═══ Supplied records

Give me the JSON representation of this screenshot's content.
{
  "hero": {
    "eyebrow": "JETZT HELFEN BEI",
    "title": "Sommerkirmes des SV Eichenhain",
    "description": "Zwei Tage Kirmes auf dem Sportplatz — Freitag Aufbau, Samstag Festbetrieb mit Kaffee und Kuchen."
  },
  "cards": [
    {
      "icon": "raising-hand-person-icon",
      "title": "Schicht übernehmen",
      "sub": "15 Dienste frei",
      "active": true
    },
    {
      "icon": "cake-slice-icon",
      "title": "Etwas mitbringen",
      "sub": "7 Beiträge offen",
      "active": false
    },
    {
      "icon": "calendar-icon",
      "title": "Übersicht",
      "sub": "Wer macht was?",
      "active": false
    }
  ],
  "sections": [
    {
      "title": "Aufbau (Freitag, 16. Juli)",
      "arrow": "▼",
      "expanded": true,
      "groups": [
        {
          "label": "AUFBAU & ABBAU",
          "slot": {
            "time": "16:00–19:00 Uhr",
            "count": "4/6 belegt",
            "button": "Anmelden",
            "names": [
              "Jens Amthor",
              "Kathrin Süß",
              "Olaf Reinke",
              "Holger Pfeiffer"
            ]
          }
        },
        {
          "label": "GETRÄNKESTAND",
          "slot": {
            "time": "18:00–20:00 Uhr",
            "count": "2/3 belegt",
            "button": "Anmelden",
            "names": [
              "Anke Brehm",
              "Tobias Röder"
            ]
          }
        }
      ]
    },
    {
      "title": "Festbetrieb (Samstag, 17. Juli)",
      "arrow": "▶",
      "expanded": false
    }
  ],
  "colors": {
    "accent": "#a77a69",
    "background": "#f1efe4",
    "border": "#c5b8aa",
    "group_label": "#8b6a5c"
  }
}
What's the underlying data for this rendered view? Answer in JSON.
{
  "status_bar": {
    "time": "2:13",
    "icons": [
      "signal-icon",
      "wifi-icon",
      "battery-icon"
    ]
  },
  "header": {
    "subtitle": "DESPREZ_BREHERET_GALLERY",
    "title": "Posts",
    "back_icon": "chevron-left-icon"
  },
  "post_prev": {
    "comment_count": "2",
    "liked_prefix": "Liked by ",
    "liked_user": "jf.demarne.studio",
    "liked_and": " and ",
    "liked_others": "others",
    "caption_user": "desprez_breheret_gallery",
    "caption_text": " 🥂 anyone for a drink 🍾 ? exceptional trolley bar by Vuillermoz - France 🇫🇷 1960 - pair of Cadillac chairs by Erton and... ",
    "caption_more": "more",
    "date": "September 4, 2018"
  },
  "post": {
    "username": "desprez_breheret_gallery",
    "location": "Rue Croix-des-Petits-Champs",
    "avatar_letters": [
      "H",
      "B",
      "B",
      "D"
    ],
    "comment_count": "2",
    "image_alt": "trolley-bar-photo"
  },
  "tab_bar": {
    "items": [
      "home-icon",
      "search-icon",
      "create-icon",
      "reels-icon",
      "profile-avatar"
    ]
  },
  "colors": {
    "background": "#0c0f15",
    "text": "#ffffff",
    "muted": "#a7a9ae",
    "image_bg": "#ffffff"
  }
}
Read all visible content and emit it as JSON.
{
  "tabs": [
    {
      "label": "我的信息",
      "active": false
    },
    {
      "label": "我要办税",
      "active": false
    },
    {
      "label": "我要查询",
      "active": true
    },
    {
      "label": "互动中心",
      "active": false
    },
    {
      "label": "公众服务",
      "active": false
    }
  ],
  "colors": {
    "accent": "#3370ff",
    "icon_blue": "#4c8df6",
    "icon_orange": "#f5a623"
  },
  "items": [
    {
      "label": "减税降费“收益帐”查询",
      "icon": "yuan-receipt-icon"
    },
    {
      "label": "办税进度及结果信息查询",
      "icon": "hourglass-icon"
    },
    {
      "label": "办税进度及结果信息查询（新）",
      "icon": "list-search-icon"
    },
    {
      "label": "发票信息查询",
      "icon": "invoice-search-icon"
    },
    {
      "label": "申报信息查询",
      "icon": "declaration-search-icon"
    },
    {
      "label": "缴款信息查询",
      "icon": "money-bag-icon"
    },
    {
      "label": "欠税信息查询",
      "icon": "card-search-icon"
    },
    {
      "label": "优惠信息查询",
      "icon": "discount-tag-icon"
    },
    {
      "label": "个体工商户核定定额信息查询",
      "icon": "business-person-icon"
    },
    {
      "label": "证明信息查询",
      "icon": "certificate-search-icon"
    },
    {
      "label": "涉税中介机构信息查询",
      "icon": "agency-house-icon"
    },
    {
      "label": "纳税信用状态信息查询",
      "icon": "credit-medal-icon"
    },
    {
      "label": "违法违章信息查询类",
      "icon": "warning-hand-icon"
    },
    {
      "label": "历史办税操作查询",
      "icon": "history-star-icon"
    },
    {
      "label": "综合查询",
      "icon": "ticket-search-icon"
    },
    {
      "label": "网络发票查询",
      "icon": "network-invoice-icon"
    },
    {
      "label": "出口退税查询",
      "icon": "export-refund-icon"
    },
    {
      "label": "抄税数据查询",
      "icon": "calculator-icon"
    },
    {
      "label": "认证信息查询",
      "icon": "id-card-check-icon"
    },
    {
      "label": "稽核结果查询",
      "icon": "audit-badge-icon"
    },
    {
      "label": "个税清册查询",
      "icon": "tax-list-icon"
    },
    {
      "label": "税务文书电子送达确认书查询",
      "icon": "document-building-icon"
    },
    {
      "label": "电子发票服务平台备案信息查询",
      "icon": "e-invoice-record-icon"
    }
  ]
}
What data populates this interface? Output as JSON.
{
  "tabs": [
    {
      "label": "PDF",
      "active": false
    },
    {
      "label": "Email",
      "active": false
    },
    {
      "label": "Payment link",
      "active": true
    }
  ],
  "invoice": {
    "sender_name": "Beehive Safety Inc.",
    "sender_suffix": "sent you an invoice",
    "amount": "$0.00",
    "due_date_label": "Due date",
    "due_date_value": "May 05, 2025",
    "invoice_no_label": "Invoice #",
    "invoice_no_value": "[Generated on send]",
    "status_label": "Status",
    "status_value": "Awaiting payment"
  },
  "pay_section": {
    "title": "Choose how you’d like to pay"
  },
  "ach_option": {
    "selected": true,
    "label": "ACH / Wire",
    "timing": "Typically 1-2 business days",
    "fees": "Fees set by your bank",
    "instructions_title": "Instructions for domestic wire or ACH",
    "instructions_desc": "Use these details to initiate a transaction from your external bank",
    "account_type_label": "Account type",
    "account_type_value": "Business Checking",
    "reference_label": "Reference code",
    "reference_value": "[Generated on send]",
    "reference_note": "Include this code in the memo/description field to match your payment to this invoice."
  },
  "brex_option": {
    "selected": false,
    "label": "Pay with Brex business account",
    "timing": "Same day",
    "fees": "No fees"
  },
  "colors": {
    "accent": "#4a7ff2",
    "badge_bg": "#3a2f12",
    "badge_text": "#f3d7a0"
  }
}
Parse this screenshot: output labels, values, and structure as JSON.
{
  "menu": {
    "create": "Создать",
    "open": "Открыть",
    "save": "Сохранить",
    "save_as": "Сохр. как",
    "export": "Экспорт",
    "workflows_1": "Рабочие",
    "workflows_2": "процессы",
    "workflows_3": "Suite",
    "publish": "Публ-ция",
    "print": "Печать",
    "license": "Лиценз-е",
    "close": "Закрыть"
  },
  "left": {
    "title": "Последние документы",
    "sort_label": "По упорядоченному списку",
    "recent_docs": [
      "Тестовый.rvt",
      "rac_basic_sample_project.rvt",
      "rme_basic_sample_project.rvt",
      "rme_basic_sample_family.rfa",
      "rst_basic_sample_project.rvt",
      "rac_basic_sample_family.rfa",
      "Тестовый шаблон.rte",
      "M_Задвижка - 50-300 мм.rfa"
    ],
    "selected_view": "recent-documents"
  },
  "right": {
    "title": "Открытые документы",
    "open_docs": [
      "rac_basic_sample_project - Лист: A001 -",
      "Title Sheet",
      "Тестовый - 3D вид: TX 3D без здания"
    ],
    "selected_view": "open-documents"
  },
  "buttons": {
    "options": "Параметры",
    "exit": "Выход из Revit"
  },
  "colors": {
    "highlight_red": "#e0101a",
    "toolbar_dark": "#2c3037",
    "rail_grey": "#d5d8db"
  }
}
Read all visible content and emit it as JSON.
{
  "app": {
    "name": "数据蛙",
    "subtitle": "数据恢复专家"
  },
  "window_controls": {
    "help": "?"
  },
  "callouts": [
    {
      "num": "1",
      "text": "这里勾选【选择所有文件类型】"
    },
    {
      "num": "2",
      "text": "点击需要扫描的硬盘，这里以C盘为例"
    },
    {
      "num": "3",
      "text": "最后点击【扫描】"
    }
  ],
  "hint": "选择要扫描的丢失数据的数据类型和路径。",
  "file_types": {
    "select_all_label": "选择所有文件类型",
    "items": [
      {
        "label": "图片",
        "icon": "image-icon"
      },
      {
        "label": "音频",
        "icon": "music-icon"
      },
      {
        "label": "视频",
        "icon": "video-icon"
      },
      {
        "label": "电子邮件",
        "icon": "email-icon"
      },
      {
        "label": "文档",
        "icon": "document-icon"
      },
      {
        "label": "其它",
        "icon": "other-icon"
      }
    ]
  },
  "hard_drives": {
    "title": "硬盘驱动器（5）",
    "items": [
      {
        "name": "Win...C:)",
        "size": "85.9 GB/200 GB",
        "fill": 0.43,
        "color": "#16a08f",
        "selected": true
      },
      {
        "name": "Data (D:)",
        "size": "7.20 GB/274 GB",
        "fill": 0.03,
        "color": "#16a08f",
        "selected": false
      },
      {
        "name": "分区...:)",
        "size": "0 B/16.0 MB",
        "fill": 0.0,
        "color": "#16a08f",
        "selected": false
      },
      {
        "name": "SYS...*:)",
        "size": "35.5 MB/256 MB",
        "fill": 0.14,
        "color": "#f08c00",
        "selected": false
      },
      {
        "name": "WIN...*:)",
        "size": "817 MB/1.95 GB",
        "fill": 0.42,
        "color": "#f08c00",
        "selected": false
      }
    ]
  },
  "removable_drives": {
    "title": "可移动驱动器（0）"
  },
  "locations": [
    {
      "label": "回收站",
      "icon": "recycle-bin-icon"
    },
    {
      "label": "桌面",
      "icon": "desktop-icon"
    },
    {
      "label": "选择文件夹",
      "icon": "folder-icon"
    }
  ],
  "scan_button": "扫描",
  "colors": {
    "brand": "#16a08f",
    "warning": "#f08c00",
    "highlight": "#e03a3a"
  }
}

══════

[Directions] Of the lines in the data above, how many contain the word "list"? Give only that figure.

[Exercise response] 2